======== PROVIDED TEXT

The report, which was based on analyses of UN inspectors’ public data, created a debate inside the Israeli security establishment as to whether Iran had become a de facto “nuclear threshold state” — already possessing the capabilities to build a weapon if it decides to do so.
What they’re saying: Former Israeli Prime Minister Ehud Barak wrote in the Yedioth Ahronoth newspaper that Iran had “probably crossed the point of no return,” and he hinted that Israel should review the nuclear ambiguity policy.
Haaretz editor-in-chief Aluf Benn wrote in an op-ed that Bennett will have to reconsider the ambiguity policy as Iran continues to advance its nuclear program.
Former Prime Minister Ehud Olmert pushed back in an op-ed of his own, stressing that any change to the posture would only serve the Iranians, allowing them to claim they need nuclear weapons to deter Israel.
Analysts believe Israel has had a military nuclear program since the late 1960s that now includes more than 200 warheads for its long-range Jericho missiles.

================

▶ **SHORT PROBLEM 1**:
Check each statement against the passage on Israel's nuclear ambiguity debate and answer yes or no, quoting the words from the passage that settle it. (a) The report drew on data from UN inspectors. (b) Aluf Benn wrote that Bennett should keep the ambiguity policy unchanged. (c) Ehud Olmert argued that a change in posture would benefit Iran.
▶ **SHORT PROBLEM 2**:
Pick up the passage on Israel's nuclear ambiguity debate after its last sentence and write a few more sentences that carry it on.

======== ENTRIES SUPPLIED

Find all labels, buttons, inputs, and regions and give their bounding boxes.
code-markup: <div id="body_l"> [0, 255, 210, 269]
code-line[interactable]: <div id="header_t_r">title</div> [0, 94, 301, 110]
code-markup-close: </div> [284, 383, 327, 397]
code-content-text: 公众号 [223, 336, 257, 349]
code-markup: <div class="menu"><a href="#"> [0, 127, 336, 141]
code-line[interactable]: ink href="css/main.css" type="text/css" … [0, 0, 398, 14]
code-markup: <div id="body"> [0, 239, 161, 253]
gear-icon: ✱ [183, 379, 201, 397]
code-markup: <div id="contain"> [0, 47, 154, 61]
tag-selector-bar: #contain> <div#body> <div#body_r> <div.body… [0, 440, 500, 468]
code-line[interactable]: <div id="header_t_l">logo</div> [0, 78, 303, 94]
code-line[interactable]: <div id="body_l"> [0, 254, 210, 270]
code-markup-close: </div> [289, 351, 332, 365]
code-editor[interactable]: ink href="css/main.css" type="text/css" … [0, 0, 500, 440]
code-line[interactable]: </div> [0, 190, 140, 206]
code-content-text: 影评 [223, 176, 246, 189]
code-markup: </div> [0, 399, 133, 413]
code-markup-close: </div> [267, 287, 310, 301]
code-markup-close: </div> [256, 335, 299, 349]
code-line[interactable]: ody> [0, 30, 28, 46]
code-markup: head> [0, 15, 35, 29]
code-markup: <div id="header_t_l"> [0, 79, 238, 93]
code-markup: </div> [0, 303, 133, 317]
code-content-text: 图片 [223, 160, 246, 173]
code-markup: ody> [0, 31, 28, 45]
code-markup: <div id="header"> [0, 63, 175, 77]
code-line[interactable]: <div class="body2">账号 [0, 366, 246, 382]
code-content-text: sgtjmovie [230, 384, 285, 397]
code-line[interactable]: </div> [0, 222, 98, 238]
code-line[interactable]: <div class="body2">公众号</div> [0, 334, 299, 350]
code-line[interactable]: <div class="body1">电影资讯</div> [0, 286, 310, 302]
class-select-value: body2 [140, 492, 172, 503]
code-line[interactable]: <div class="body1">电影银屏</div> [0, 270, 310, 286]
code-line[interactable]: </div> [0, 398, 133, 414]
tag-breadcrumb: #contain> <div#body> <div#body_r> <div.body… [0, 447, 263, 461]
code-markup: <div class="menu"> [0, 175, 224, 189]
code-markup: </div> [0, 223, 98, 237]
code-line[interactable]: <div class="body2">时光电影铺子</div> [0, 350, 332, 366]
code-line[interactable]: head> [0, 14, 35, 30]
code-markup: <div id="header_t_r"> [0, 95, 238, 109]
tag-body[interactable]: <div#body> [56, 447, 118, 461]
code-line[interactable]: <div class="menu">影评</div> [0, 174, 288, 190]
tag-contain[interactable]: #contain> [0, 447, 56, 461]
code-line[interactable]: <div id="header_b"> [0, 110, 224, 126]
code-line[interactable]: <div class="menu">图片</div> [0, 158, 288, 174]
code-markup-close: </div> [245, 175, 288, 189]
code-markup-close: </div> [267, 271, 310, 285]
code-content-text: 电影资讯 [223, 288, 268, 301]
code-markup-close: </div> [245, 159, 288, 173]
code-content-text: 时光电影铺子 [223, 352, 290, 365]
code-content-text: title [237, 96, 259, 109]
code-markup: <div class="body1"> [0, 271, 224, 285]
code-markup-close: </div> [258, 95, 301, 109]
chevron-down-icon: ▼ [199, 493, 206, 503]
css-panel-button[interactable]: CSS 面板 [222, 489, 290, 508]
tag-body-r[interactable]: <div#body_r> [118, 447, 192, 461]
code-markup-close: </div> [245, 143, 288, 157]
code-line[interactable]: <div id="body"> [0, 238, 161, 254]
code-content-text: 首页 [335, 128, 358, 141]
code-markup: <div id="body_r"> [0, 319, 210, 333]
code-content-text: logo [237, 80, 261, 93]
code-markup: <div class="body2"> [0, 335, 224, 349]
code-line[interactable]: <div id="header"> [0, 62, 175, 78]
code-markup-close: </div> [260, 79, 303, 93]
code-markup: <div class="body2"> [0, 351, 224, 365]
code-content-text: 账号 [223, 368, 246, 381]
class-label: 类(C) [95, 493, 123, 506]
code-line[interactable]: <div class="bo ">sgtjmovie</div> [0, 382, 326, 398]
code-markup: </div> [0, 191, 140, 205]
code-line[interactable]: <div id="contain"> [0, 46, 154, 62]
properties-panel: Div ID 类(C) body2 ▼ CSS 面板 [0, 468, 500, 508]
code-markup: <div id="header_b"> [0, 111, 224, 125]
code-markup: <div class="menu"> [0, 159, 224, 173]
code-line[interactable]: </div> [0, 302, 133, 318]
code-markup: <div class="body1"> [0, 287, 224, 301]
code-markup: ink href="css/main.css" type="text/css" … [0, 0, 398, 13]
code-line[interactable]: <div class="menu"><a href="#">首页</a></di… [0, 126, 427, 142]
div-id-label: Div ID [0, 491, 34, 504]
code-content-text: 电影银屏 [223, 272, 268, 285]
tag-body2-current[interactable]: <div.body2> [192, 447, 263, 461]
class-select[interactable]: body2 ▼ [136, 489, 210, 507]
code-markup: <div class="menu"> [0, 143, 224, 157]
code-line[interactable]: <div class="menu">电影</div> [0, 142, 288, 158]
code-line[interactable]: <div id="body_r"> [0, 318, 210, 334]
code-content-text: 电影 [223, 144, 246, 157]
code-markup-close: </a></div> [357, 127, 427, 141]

================

▶ **ANSWER 1**:
(a) Yes: "based on analyses of UN inspectors’ public data"
(b) No: "Bennett will have to reconsider the ambiguity policy"
(c) Yes: "any change to the posture would only serve the Iranians"

▶ **ANSWER 2**:
Behind the scenes: Bennett read Barak’s article and rejected its premise, a senior Israeli official tells me. The prime minister isn’t considering a change to Israel’s nuclear posture.
“Bennett doesn’t think that it’s game over about Iran’s nuclear program. He thinks that Iran is indeed very close to that point, but that there is still time, and if Israel acts on its own and with its allies in a systematic way, it is still possible to stop them.”
Senior Israeli official
Driving the news: In his speech at the UN General Assembly on Monday, Bennett threatened to take military action against Iran’s nuclear facilities.
“Iran’s nuclear program has hit a watershed moment and so has our tolerance. Words do not stop centrifuges from spinning. We will not allow Iran to acquire a nuclear weapon,” he said.
State of play: The indirect talks between the U.S. and Iran to salvage the 2015 nuclear deal are still frozen, and the International Atomic Energy Agency accused Tehran on Sunday of violating a deal to allow inspectors to install new surveillance cameras at a key nuclear site.
The old cameras were damaged in an act of sabotage at the site in June, which Iran attributed to Israel.